▸ Exercise details
Say how many lines in the data below contain the word "Market", and give no other text.

>> begin Data entries

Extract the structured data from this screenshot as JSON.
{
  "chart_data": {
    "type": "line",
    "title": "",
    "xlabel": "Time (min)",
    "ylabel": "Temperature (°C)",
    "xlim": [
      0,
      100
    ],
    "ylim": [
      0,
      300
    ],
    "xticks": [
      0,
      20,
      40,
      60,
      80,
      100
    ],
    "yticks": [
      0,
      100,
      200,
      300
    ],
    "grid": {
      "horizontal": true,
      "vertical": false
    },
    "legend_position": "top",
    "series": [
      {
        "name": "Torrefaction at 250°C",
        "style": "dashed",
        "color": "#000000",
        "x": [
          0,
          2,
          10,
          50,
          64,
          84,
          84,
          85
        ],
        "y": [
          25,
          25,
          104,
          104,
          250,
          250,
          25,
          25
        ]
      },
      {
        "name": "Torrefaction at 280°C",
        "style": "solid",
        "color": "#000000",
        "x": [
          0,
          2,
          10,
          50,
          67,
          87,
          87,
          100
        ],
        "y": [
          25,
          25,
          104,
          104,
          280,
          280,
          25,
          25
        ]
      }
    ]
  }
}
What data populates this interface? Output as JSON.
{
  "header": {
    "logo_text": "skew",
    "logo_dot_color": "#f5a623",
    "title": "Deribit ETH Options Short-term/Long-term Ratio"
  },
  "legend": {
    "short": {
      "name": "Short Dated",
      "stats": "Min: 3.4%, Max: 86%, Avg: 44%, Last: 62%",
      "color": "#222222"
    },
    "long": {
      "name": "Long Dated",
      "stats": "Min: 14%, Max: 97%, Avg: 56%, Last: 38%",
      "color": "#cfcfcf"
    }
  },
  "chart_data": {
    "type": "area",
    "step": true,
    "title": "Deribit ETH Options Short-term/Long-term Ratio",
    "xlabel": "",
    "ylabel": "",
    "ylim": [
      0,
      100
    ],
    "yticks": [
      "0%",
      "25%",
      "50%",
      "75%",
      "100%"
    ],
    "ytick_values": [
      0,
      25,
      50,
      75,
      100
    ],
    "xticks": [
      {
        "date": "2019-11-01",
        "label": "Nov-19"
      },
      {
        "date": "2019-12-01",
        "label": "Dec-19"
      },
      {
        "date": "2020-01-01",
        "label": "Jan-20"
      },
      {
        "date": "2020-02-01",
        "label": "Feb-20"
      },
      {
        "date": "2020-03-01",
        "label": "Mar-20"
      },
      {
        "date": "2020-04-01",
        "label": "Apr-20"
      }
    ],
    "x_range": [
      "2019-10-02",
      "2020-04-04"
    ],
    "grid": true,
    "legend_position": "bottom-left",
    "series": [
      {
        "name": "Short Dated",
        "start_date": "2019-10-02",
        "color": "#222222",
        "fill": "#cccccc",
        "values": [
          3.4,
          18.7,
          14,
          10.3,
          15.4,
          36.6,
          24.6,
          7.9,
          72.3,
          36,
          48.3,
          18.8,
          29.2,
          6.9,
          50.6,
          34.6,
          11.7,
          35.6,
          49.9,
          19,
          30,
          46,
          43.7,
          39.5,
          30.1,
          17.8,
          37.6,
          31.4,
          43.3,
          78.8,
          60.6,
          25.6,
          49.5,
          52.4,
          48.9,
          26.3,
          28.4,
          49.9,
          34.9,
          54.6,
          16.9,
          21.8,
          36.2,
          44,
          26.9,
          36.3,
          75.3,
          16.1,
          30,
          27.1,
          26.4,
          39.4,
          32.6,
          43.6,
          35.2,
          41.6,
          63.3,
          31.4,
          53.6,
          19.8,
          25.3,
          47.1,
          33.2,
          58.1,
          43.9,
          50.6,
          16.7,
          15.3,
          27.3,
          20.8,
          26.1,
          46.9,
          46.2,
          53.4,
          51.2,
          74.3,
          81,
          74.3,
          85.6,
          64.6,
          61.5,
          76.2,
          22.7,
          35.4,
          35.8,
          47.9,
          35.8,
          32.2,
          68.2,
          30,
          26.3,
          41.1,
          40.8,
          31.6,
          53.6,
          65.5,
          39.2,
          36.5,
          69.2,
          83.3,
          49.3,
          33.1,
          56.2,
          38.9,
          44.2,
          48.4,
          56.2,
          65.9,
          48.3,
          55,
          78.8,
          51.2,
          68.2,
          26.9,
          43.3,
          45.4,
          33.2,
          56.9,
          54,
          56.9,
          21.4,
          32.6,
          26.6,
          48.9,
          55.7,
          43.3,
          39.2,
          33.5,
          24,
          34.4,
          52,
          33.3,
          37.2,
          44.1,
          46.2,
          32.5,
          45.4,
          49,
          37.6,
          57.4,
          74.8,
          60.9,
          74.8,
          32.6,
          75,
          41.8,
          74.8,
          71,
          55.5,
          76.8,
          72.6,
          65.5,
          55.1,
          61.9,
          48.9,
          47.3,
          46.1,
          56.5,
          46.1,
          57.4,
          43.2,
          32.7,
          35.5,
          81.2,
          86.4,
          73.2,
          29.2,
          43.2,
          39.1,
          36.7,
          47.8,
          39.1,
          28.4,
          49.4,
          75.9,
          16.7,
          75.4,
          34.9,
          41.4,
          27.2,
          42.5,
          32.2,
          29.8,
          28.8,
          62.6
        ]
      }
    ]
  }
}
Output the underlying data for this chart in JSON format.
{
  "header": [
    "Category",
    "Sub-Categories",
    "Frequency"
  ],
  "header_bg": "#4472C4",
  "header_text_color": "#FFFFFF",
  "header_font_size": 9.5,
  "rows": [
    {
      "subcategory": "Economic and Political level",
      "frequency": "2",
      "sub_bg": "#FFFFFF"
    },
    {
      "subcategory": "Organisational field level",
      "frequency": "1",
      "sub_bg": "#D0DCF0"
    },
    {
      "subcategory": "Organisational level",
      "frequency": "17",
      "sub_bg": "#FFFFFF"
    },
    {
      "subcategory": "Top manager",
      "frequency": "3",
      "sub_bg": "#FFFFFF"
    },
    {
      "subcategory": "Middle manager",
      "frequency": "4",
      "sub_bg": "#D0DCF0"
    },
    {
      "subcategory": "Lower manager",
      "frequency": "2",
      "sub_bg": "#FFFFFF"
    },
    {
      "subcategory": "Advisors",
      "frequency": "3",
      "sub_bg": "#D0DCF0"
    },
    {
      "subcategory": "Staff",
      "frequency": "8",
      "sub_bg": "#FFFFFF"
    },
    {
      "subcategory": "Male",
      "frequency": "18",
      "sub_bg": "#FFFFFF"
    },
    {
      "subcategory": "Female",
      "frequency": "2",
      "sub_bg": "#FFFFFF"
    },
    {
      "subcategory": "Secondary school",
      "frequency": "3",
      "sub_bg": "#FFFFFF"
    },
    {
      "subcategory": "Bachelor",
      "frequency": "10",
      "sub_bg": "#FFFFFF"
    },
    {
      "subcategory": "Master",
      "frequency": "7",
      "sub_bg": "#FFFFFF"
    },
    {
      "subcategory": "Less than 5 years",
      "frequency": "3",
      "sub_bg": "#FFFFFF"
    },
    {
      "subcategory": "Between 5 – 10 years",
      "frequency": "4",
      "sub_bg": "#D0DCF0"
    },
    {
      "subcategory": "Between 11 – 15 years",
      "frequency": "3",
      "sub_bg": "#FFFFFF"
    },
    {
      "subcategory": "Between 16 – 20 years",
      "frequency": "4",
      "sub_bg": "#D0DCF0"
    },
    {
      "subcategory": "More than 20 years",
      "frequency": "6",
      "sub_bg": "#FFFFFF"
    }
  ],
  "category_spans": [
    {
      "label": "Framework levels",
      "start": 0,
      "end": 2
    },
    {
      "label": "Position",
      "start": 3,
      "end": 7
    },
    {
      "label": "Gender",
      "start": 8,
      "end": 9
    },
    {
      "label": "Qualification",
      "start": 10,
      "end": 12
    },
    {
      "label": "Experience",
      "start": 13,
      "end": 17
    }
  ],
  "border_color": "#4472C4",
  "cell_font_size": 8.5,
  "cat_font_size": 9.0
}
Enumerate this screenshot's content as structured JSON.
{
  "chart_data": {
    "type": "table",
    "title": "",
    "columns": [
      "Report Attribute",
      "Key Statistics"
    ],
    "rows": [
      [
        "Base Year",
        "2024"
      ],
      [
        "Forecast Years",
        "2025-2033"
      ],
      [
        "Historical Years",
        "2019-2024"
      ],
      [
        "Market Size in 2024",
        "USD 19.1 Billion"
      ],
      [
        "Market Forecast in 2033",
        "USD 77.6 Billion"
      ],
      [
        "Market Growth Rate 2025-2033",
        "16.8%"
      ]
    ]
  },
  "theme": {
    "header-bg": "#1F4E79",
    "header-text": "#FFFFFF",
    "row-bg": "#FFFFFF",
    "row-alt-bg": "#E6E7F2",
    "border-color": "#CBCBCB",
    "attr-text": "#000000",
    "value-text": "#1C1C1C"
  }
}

>> end Data entries

▸ Response to this task
3